Information provided ::
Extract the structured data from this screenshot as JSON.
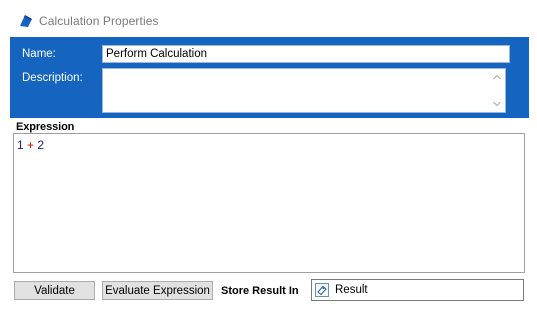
{
  "window": {
    "title": "Calculation Properties",
    "icon": "calculation-app-icon"
  },
  "header": {
    "bg_color": "#1565c0",
    "name_label": "Name:",
    "name_value": "Perform Calculation",
    "description_label": "Description:",
    "description_value": ""
  },
  "expression": {
    "label": "Expression",
    "tokens": [
      {
        "text": "1",
        "kind": "number"
      },
      {
        "text": " + ",
        "kind": "operator"
      },
      {
        "text": "2",
        "kind": "number"
      }
    ]
  },
  "actions": {
    "validate_label": "Validate",
    "evaluate_label": "Evaluate Expression",
    "store_label": "Store Result In",
    "result_value": "Result",
    "result_icon": "variable-tag-icon"
  }
}
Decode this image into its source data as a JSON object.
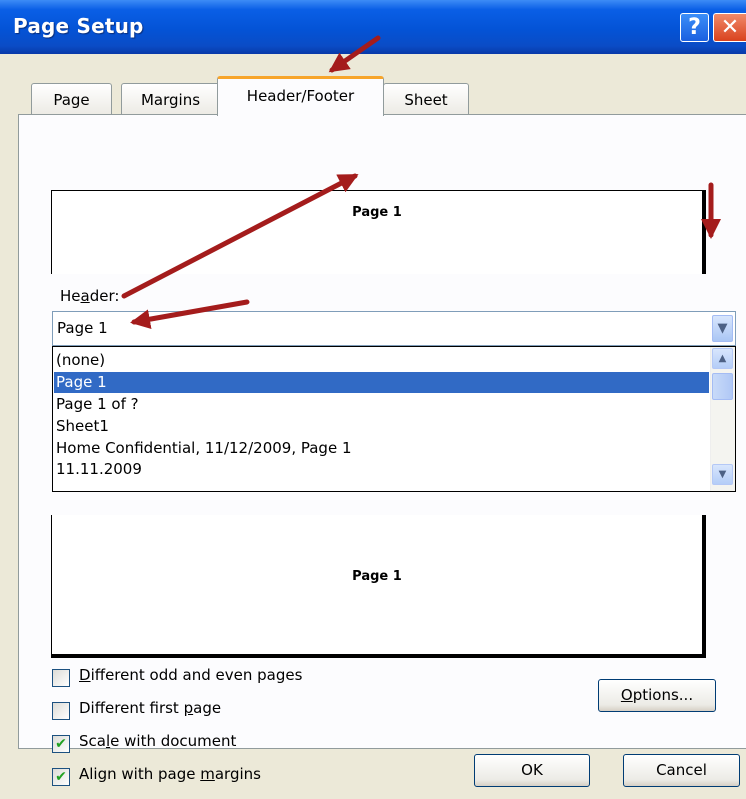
{
  "window": {
    "title": "Page Setup",
    "help_label": "?",
    "close_label": "✕"
  },
  "tabs": [
    {
      "label": "Page",
      "active": false
    },
    {
      "label": "Margins",
      "active": false
    },
    {
      "label": "Header/Footer",
      "active": true
    },
    {
      "label": "Sheet",
      "active": false
    }
  ],
  "header_preview": {
    "text": "Page 1"
  },
  "header": {
    "label_pre": "He",
    "label_key": "a",
    "label_post": "der:",
    "value": "Page 1"
  },
  "dropdown": {
    "options": [
      "(none)",
      "Page 1",
      "Page 1 of ?",
      "Sheet1",
      "Home Confidential, 11/12/2009, Page 1",
      "11.11.2009"
    ],
    "selected_index": 1
  },
  "footer_preview": {
    "text": "Page 1"
  },
  "checkboxes": [
    {
      "pre": "",
      "key": "D",
      "post": "ifferent odd and even pages",
      "checked": false
    },
    {
      "pre": "Different first ",
      "key": "p",
      "post": "age",
      "checked": false
    },
    {
      "pre": "Sca",
      "key": "l",
      "post": "e with document",
      "checked": true
    },
    {
      "pre": "Align with page ",
      "key": "m",
      "post": "argins",
      "checked": true
    }
  ],
  "buttons": {
    "options_key": "O",
    "options_rest": "ptions...",
    "ok": "OK",
    "cancel": "Cancel"
  },
  "colors": {
    "annotation_arrow": "#a41c1c",
    "selection": "#316ac5",
    "titlebar": "#0453d6"
  }
}
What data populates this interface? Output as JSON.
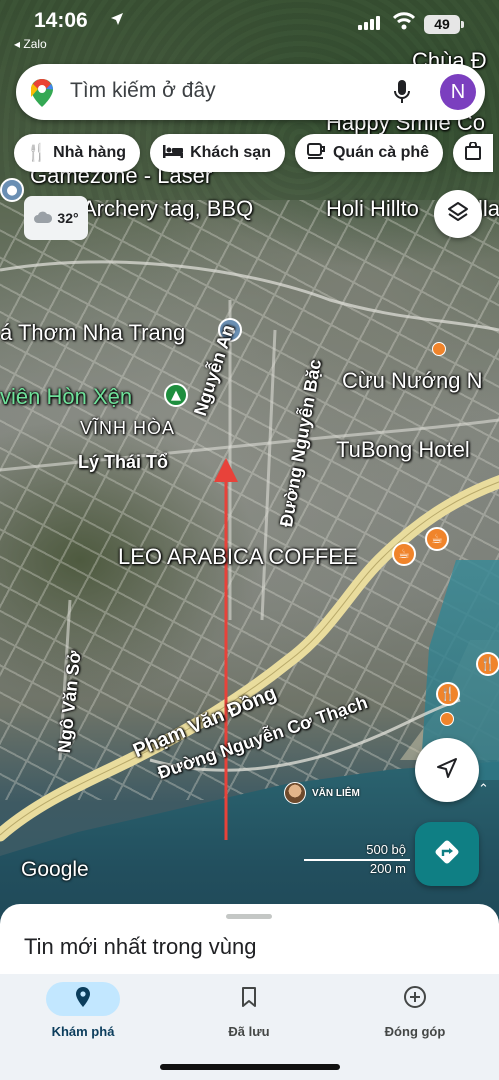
{
  "status_bar": {
    "time": "14:06",
    "back_app": "◂ Zalo",
    "battery": "49"
  },
  "search": {
    "placeholder": "Tìm kiếm ở đây",
    "avatar_letter": "N",
    "avatar_color": "#7b3fbf"
  },
  "chips": [
    {
      "label": "Nhà hàng",
      "icon": "restaurant-icon"
    },
    {
      "label": "Khách sạn",
      "icon": "hotel-icon"
    },
    {
      "label": "Quán cà phê",
      "icon": "coffee-icon"
    }
  ],
  "weather": {
    "temp": "32°",
    "icon": "cloud-icon"
  },
  "map": {
    "labels": {
      "chua": "Chùa Đ",
      "happy_smile": "Happy Smile Co",
      "gamezone": "Gamezone - Laser",
      "archery": "Archery tag, BBQ",
      "holi": "Holi Hillto",
      "holi_tail": "lla",
      "thom": "á Thơm Nha Trang",
      "hon_xen": "viên Hòn Xện",
      "vinh_hoa": "VĨNH HÒA",
      "ly_thai_to": "Lý Thái Tổ",
      "nguyen_an": "Nguyễn An",
      "nguyen_bac": "Đường Nguyễn Bặc",
      "cuu_nuong": "Cừu Nướng N",
      "tubong": "TuBong Hotel",
      "leo_arabica": "LEO ARABICA COFFEE",
      "ngo_van_so": "Ngô Văn Sở",
      "pham_van_dong": "Phạm Văn Đồng",
      "nguyen_co_thach": "Đường Nguyễn Cơ Thạch",
      "van_liem": "VĂN LIÊM"
    },
    "scale": {
      "top": "500 bộ",
      "bottom": "200 m"
    },
    "attribution": "Google",
    "colors": {
      "orange_pin": "#f0842b",
      "green_pin": "#1e8e3e",
      "annotation_arrow": "#e8423a"
    }
  },
  "sheet": {
    "title": "Tin mới nhất trong vùng"
  },
  "nav": [
    {
      "label": "Khám phá",
      "icon": "explore-pin-icon",
      "active": true
    },
    {
      "label": "Đã lưu",
      "icon": "bookmark-icon",
      "active": false
    },
    {
      "label": "Đóng góp",
      "icon": "add-circle-icon",
      "active": false
    }
  ]
}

Short task :: Reproduce each entry precisely, dropping only the pictures.

Expected answer ::
Extract the structured data from this screenshot as JSON.
{
  "window": {
    "title": "Calculation Properties",
    "icon": "calculation-app-icon"
  },
  "header": {
    "bg_color": "#1565c0",
    "name_label": "Name:",
    "name_value": "Perform Calculation",
    "description_label": "Description:",
    "description_value": ""
  },
  "expression": {
    "label": "Expression",
    "tokens": [
      {
        "text": "1",
        "kind": "number"
      },
      {
        "text": " + ",
        "kind": "operator"
      },
      {
        "text": "2",
        "kind": "number"
      }
    ]
  },
  "actions": {
    "validate_label": "Validate",
    "evaluate_label": "Evaluate Expression",
    "store_label": "Store Result In",
    "result_value": "Result",
    "result_icon": "variable-tag-icon"
  }
}
Decode this image into its source data as a JSON object.
{
  "window": {
    "title": "Page Setup",
    "help_label": "?",
    "close_label": "✕"
  },
  "tabs": [
    {
      "label": "Page",
      "active": false
    },
    {
      "label": "Margins",
      "active": false
    },
    {
      "label": "Header/Footer",
      "active": true
    },
    {
      "label": "Sheet",
      "active": false
    }
  ],
  "header_preview": {
    "text": "Page 1"
  },
  "header": {
    "label_pre": "He",
    "label_key": "a",
    "label_post": "der:",
    "value": "Page 1"
  },
  "dropdown": {
    "options": [
      "(none)",
      "Page 1",
      "Page 1 of ?",
      "Sheet1",
      "Home Confidential, 11/12/2009, Page 1",
      "11.11.2009"
    ],
    "selected_index": 1
  },
  "footer_preview": {
    "text": "Page 1"
  },
  "checkboxes": [
    {
      "pre": "",
      "key": "D",
      "post": "ifferent odd and even pages",
      "checked": false
    },
    {
      "pre": "Different first ",
      "key": "p",
      "post": "age",
      "checked": false
    },
    {
      "pre": "Sca",
      "key": "l",
      "post": "e with document",
      "checked": true
    },
    {
      "pre": "Align with page ",
      "key": "m",
      "post": "argins",
      "checked": true
    }
  ],
  "buttons": {
    "options_key": "O",
    "options_rest": "ptions...",
    "ok": "OK",
    "cancel": "Cancel"
  },
  "colors": {
    "annotation_arrow": "#a41c1c",
    "selection": "#316ac5",
    "titlebar": "#0453d6"
  }
}
What data populates this interface? Output as JSON.
{
  "status_bar": {
    "time": "14:06",
    "back_app": "◂ Zalo",
    "battery": "49"
  },
  "search": {
    "placeholder": "Tìm kiếm ở đây",
    "avatar_letter": "N",
    "avatar_color": "#7b3fbf"
  },
  "chips": [
    {
      "label": "Nhà hàng",
      "icon": "restaurant-icon"
    },
    {
      "label": "Khách sạn",
      "icon": "hotel-icon"
    },
    {
      "label": "Quán cà phê",
      "icon": "coffee-icon"
    }
  ],
  "weather": {
    "temp": "32°",
    "icon": "cloud-icon"
  },
  "map": {
    "labels": {
      "chua": "Chùa Đ",
      "happy_smile": "Happy Smile Co",
      "gamezone": "Gamezone - Laser",
      "archery": "Archery tag, BBQ",
      "holi": "Holi Hillto",
      "holi_tail": "lla",
      "thom": "á Thơm Nha Trang",
      "hon_xen": "viên Hòn Xện",
      "vinh_hoa": "VĨNH HÒA",
      "ly_thai_to": "Lý Thái Tổ",
      "nguyen_an": "Nguyễn An",
      "nguyen_bac": "Đường Nguyễn Bặc",
      "cuu_nuong": "Cừu Nướng N",
      "tubong": "TuBong Hotel",
      "leo_arabica": "LEO ARABICA COFFEE",
      "ngo_van_so": "Ngô Văn Sở",
      "pham_van_dong": "Phạm Văn Đồng",
      "nguyen_co_thach": "Đường Nguyễn Cơ Thạch",
      "van_liem": "VĂN LIÊM"
    },
    "scale": {
      "top": "500 bộ",
      "bottom": "200 m"
    },
    "attribution": "Google",
    "colors": {
      "orange_pin": "#f0842b",
      "green_pin": "#1e8e3e",
      "annotation_arrow": "#e8423a"
    }
  },
  "sheet": {
    "title": "Tin mới nhất trong vùng"
  },
  "nav": [
    {
      "label": "Khám phá",
      "icon": "explore-pin-icon",
      "active": true
    },
    {
      "label": "Đã lưu",
      "icon": "bookmark-icon",
      "active": false
    },
    {
      "label": "Đóng góp",
      "icon": "add-circle-icon",
      "active": false
    }
  ]
}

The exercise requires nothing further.